# START OF DATA TO USE

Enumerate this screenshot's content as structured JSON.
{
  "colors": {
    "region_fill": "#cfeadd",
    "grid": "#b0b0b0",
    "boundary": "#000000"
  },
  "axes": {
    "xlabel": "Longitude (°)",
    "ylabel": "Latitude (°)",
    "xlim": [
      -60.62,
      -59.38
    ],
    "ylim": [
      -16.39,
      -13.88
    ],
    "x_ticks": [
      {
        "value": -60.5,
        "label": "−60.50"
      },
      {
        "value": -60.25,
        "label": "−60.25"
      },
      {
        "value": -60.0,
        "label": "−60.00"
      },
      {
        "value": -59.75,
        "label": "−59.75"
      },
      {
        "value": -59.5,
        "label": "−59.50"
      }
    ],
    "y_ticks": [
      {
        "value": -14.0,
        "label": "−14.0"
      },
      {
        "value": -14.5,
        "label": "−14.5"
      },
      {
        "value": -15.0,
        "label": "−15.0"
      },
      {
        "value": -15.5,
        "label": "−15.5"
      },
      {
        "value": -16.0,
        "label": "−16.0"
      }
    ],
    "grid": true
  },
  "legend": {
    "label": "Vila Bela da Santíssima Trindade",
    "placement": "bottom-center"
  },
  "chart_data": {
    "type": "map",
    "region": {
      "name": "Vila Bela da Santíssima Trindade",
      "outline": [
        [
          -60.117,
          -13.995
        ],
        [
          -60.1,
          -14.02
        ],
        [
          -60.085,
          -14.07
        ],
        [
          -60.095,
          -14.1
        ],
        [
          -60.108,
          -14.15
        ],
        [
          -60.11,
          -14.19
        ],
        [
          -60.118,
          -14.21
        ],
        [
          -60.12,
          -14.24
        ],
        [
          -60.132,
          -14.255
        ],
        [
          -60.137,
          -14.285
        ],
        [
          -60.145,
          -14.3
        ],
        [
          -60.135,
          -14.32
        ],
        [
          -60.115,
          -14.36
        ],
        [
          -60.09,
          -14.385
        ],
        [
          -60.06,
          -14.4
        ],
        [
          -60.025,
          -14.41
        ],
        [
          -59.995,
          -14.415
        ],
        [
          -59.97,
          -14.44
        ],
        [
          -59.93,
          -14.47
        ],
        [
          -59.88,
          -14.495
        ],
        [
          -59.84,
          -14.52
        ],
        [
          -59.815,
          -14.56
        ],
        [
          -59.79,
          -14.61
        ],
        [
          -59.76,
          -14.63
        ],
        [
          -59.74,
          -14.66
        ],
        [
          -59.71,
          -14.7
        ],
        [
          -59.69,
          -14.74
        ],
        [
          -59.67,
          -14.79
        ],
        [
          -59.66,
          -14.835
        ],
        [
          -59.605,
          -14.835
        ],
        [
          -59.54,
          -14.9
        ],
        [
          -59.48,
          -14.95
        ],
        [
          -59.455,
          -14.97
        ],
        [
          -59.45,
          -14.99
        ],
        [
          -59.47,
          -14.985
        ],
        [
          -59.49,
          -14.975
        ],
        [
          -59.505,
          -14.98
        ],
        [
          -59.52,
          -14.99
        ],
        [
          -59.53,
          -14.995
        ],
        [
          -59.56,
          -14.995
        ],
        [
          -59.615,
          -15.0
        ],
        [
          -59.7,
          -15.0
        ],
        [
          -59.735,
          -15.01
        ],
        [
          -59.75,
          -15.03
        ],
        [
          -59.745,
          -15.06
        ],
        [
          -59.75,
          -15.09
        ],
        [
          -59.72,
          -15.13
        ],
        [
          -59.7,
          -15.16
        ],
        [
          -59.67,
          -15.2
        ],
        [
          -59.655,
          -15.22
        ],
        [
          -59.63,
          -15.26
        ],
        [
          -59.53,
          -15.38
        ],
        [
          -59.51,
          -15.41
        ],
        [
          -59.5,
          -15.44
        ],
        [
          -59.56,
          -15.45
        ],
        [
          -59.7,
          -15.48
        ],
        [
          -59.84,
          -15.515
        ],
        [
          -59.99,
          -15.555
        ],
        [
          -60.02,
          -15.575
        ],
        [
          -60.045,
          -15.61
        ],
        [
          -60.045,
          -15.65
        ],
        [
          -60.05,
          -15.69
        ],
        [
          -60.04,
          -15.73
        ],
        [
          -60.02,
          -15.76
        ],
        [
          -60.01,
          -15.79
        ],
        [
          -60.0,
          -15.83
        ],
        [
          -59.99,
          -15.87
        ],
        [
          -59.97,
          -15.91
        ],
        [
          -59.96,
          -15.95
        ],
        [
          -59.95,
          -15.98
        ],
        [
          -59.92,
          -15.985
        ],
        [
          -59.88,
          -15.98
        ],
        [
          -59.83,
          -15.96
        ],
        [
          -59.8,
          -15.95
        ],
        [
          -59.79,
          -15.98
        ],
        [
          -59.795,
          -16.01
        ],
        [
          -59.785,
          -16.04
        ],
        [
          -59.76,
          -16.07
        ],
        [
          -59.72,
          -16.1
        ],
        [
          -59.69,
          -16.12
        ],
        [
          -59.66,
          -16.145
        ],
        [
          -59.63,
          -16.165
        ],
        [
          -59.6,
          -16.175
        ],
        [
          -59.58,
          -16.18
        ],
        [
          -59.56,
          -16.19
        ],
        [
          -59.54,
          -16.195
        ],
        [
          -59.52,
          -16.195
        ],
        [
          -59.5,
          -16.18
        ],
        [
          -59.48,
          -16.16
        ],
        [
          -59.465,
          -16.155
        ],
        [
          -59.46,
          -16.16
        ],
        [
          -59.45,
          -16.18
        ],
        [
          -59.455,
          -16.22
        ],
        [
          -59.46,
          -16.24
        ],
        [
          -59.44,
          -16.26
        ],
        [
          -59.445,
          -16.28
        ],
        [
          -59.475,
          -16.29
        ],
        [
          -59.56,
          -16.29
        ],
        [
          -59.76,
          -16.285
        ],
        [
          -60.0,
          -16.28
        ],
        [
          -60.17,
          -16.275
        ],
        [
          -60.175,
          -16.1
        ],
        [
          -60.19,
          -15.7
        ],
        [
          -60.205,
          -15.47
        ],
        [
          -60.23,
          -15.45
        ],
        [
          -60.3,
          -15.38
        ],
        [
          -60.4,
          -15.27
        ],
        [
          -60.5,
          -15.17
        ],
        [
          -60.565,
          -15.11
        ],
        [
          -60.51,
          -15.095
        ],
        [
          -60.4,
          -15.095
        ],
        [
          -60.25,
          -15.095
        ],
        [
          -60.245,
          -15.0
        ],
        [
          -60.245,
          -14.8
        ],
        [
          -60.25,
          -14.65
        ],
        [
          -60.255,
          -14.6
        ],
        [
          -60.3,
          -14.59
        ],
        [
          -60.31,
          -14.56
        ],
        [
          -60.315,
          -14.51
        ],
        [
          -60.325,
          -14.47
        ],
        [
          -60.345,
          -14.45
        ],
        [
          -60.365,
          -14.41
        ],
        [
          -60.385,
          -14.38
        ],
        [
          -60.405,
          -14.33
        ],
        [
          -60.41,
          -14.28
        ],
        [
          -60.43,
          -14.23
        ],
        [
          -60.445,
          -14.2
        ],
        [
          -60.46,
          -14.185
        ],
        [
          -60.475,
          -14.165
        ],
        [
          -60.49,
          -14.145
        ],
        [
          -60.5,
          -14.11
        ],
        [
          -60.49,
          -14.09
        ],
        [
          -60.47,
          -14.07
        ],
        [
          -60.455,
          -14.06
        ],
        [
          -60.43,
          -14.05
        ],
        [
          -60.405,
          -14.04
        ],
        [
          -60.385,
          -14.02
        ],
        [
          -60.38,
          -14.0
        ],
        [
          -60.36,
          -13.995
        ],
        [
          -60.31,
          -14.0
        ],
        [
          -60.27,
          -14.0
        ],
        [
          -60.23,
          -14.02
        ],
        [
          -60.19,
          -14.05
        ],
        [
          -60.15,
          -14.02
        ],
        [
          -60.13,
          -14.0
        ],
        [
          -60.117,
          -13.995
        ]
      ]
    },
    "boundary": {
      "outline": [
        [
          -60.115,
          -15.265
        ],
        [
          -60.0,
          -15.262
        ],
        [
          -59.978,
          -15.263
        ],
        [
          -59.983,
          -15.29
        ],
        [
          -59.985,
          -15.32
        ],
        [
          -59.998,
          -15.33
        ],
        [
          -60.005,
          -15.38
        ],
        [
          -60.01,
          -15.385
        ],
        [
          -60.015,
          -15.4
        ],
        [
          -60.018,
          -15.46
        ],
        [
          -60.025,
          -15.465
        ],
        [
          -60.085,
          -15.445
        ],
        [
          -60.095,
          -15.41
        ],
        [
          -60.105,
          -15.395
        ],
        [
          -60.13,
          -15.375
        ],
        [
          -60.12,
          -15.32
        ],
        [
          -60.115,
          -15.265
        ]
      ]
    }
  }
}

# END OF DATA TO USE

▸ WHAT IS ASKED
Reply with the number of lines in the preceding entries that contain "Santíssima", and no other words.

▸ OUTPUT OF THE TASK
2